#### TASK REQUIREMENTS
Reproduce all of the material word for word.

Data entries for graphics:
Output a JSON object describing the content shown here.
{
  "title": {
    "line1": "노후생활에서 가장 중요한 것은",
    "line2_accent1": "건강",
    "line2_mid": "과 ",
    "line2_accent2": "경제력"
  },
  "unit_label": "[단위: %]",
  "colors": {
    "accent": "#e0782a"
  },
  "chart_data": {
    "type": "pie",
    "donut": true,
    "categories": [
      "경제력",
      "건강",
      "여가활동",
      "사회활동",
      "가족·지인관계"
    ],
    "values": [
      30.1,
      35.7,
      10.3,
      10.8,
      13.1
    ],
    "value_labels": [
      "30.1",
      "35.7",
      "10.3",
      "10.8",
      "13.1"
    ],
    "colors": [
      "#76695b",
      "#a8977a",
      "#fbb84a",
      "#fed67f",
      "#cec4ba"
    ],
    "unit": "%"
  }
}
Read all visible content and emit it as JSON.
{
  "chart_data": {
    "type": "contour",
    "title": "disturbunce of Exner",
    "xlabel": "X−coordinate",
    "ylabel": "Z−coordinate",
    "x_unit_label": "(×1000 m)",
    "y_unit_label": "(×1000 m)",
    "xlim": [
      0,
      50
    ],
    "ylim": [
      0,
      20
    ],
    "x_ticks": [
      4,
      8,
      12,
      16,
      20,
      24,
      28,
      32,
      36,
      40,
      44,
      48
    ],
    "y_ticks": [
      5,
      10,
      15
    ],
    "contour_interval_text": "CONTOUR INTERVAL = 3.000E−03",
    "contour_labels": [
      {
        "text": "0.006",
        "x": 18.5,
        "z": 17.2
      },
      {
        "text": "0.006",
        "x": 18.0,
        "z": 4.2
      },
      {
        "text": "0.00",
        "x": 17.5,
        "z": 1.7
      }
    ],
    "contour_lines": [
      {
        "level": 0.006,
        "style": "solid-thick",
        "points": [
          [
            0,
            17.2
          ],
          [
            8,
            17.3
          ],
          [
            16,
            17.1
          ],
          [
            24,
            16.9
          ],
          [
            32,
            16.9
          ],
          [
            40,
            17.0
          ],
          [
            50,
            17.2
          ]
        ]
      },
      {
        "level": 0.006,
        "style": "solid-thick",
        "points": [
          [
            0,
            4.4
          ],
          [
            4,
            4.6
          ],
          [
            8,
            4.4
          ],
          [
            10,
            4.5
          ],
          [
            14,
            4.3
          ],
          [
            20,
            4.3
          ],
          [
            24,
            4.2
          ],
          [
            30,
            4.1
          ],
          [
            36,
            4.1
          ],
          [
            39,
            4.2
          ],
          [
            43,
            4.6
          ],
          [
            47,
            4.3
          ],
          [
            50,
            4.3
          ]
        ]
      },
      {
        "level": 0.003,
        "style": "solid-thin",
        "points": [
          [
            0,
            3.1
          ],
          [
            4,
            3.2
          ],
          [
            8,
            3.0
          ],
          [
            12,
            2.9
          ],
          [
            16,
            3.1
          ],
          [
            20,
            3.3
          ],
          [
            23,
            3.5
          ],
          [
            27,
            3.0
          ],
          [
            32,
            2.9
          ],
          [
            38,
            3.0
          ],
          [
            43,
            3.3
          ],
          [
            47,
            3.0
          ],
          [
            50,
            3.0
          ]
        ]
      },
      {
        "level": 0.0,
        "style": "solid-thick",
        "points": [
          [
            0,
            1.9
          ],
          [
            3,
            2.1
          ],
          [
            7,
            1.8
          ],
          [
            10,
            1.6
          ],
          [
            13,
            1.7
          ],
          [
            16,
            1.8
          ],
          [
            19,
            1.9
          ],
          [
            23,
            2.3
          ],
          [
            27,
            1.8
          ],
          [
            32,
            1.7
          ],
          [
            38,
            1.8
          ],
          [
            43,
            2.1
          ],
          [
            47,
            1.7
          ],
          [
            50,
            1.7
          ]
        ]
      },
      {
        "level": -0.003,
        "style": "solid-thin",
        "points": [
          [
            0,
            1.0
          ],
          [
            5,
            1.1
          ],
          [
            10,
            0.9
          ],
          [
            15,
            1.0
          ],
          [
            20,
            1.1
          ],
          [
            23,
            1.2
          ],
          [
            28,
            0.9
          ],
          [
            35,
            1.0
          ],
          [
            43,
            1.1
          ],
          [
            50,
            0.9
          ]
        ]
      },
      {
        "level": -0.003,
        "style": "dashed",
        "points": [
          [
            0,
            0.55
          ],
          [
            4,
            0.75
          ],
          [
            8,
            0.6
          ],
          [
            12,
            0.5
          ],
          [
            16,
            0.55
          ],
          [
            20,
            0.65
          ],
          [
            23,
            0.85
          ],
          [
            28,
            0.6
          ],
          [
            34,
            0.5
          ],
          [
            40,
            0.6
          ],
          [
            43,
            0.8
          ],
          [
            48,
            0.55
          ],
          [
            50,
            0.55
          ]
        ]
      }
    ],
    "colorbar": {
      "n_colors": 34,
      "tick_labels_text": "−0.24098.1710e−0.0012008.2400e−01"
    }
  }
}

#### WRITTEN ANSWER
Output a JSON object describing the content shown here.
{
  "title": {
    "line1": "노후생활에서 가장 중요한 것은",
    "line2_accent1": "건강",
    "line2_mid": "과 ",
    "line2_accent2": "경제력"
  },
  "unit_label": "[단위: %]",
  "colors": {
    "accent": "#e0782a"
  },
  "chart_data": {
    "type": "pie",
    "donut": true,
    "categories": [
      "경제력",
      "건강",
      "여가활동",
      "사회활동",
      "가족·지인관계"
    ],
    "values": [
      30.1,
      35.7,
      10.3,
      10.8,
      13.1
    ],
    "value_labels": [
      "30.1",
      "35.7",
      "10.3",
      "10.8",
      "13.1"
    ],
    "colors": [
      "#76695b",
      "#a8977a",
      "#fbb84a",
      "#fed67f",
      "#cec4ba"
    ],
    "unit": "%"
  }
}
Read all visible content and emit it as JSON.
{
  "chart_data": {
    "type": "contour",
    "title": "disturbunce of Exner",
    "xlabel": "X−coordinate",
    "ylabel": "Z−coordinate",
    "x_unit_label": "(×1000 m)",
    "y_unit_label": "(×1000 m)",
    "xlim": [
      0,
      50
    ],
    "ylim": [
      0,
      20
    ],
    "x_ticks": [
      4,
      8,
      12,
      16,
      20,
      24,
      28,
      32,
      36,
      40,
      44,
      48
    ],
    "y_ticks": [
      5,
      10,
      15
    ],
    "contour_interval_text": "CONTOUR INTERVAL = 3.000E−03",
    "contour_labels": [
      {
        "text": "0.006",
        "x": 18.5,
        "z": 17.2
      },
      {
        "text": "0.006",
        "x": 18.0,
        "z": 4.2
      },
      {
        "text": "0.00",
        "x": 17.5,
        "z": 1.7
      }
    ],
    "contour_lines": [
      {
        "level": 0.006,
        "style": "solid-thick",
        "points": [
          [
            0,
            17.2
          ],
          [
            8,
            17.3
          ],
          [
            16,
            17.1
          ],
          [
            24,
            16.9
          ],
          [
            32,
            16.9
          ],
          [
            40,
            17.0
          ],
          [
            50,
            17.2
          ]
        ]
      },
      {
        "level": 0.006,
        "style": "solid-thick",
        "points": [
          [
            0,
            4.4
          ],
          [
            4,
            4.6
          ],
          [
            8,
            4.4
          ],
          [
            10,
            4.5
          ],
          [
            14,
            4.3
          ],
          [
            20,
            4.3
          ],
          [
            24,
            4.2
          ],
          [
            30,
            4.1
          ],
          [
            36,
            4.1
          ],
          [
            39,
            4.2
          ],
          [
            43,
            4.6
          ],
          [
            47,
            4.3
          ],
          [
            50,
            4.3
          ]
        ]
      },
      {
        "level": 0.003,
        "style": "solid-thin",
        "points": [
          [
            0,
            3.1
          ],
          [
            4,
            3.2
          ],
          [
            8,
            3.0
          ],
          [
            12,
            2.9
          ],
          [
            16,
            3.1
          ],
          [
            20,
            3.3
          ],
          [
            23,
            3.5
          ],
          [
            27,
            3.0
          ],
          [
            32,
            2.9
          ],
          [
            38,
            3.0
          ],
          [
            43,
            3.3
          ],
          [
            47,
            3.0
          ],
          [
            50,
            3.0
          ]
        ]
      },
      {
        "level": 0.0,
        "style": "solid-thick",
        "points": [
          [
            0,
            1.9
          ],
          [
            3,
            2.1
          ],
          [
            7,
            1.8
          ],
          [
            10,
            1.6
          ],
          [
            13,
            1.7
          ],
          [
            16,
            1.8
          ],
          [
            19,
            1.9
          ],
          [
            23,
            2.3
          ],
          [
            27,
            1.8
          ],
          [
            32,
            1.7
          ],
          [
            38,
            1.8
          ],
          [
            43,
            2.1
          ],
          [
            47,
            1.7
          ],
          [
            50,
            1.7
          ]
        ]
      },
      {
        "level": -0.003,
        "style": "solid-thin",
        "points": [
          [
            0,
            1.0
          ],
          [
            5,
            1.1
          ],
          [
            10,
            0.9
          ],
          [
            15,
            1.0
          ],
          [
            20,
            1.1
          ],
          [
            23,
            1.2
          ],
          [
            28,
            0.9
          ],
          [
            35,
            1.0
          ],
          [
            43,
            1.1
          ],
          [
            50,
            0.9
          ]
        ]
      },
      {
        "level": -0.003,
        "style": "dashed",
        "points": [
          [
            0,
            0.55
          ],
          [
            4,
            0.75
          ],
          [
            8,
            0.6
          ],
          [
            12,
            0.5
          ],
          [
            16,
            0.55
          ],
          [
            20,
            0.65
          ],
          [
            23,
            0.85
          ],
          [
            28,
            0.6
          ],
          [
            34,
            0.5
          ],
          [
            40,
            0.6
          ],
          [
            43,
            0.8
          ],
          [
            48,
            0.55
          ],
          [
            50,
            0.55
          ]
        ]
      }
    ],
    "colorbar": {
      "n_colors": 34,
      "tick_labels_text": "−0.24098.1710e−0.0012008.2400e−01"
    }
  }
}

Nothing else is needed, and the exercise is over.